▸ TEXT SHOWN
= = = =
Completed on May 5,08


I thought I had come to terms with the pain, hurt, and anger. Tonight I found that it still rages deep in my soul. It continues to burn with a passion I had thought had disappeared. I now know that it will never leave.

                I cried, no sobbed, last night. I sobbed for Mercy. The full realization of the love stolen from her hit me like a blow to my gut. While I held my adopted sister Josie, I realized Mercy’s loss. They took from her the thing all humans crave, want, and need. They took love.

                It is hard for me to not rage at God, man, and anything I can pour my anger upon. I want to scream. I can not describe how I feel when I imagine Mercy lying awake at night with fifteen other orphans, around so many people, yet so alone. Tears rush to eyes. My throat dries up and my head aches. I feel fury, hurt, sadness, and grief all at once.

                I had so many dreams. I had planned to teach Mercy to play paintball and to ride horses. I anticipated playing dress up and helping her learn her first words. I wanted to instill my love of the written word in her heart. I dreamt of crying at her wedding and rejoicing over her first child. I imagined being her sister and friend. I will never forget how one woman’s cruelty destroyed those dreams.

                My family and I originally went to Kenya two years ago. Our pastor told us about an orphanage, Imani Children’s Home, where he volunteered. God gave us a desire to serve and we responded to that call by going to Kenya. For three months, my sister, my two brothers, my parents, and I cared for and loved orphans in the “home”. We laughed at the rotten things they did and acted like enthusiastic new parents, comparing the children’s development and fighting over who was the most precocious. From 10 a.m. to 4 p.m ., we cuddled with, bathed, fed, and nurtured the orphans. My twelve-year-old sister and I cared for around eighteen toddlers, usually without assistance. At only thirteen, I learned how to handle two kids on each hip and with one hanging on my legs. I learned how to oversee the feeding of eighteen toddlers at once and managed to love each one more than I ever imagined possible. Everyday, the little children greeted Heidi and me with smiles, kisses, and screams of “Auntie Lally!” and “Auntie Idie!”. Everyday, our hearts broke a little bit more for the children, stuck in the quagmire of orphanhood and extreme poverty. For most of them, life meant pain. Life should never be like that for children.
= = = =
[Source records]
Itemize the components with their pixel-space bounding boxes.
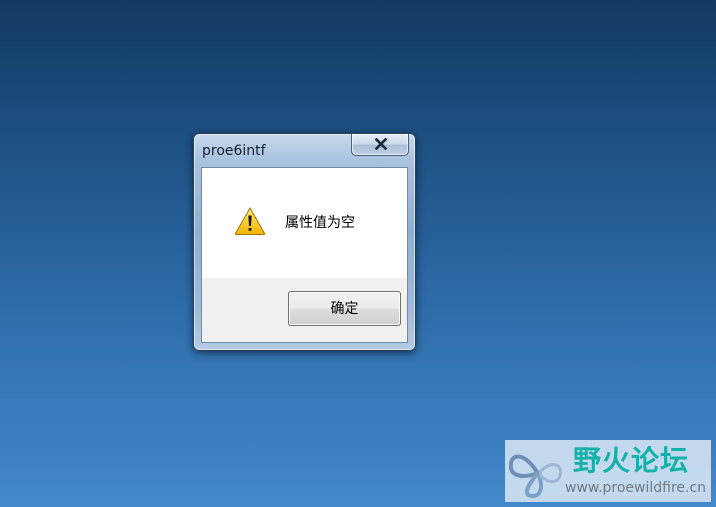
dialog-title: proe6intf <box>202 143 266 159</box>
ok-button[interactable]: 确定 <box>288 291 401 326</box>
watermark-url: www.proewildfire.cn <box>565 480 707 496</box>
warning-icon <box>234 206 266 235</box>
watermark-title: 野火论坛 <box>573 444 690 477</box>
dialog-message: 属性值为空 <box>285 215 355 231</box>
dialog-message-area: 属性值为空 <box>202 168 407 278</box>
butterfly-logo-icon <box>508 454 562 499</box>
close-button[interactable] <box>351 134 409 156</box>
desktop-background: proe6intf 属性值为空 确定 野火论坛 www.proewildfire… <box>0 0 716 507</box>
close-icon <box>375 138 387 150</box>
message-dialog: proe6intf 属性值为空 确定 <box>193 133 416 351</box>
forum-watermark: 野火论坛 www.proewildfire.cn <box>505 440 711 502</box>
dialog-client-area: 属性值为空 确定 <box>201 167 408 343</box>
= = = =
For each statement below, say yes or no to whether it matches the essay about Mercy, and quote the exact words from the essay that settle it. (a) The writer's family spent three months caring for orphans in Kenya. (b) The writer and a sister usually had plenty of help with the toddlers. (c) The family learned about the orphanage from their pastor.

(a) Yes: "For three months, my sister, my two brothers, my parents, and I cared for and loved orphans in the “home”."
(b) No: "My twelve-year-old sister and I cared for around eighteen toddlers, usually without assistance."
(c) Yes: "Our pastor told us about an orphanage, Imani Children’s Home, where he volunteered."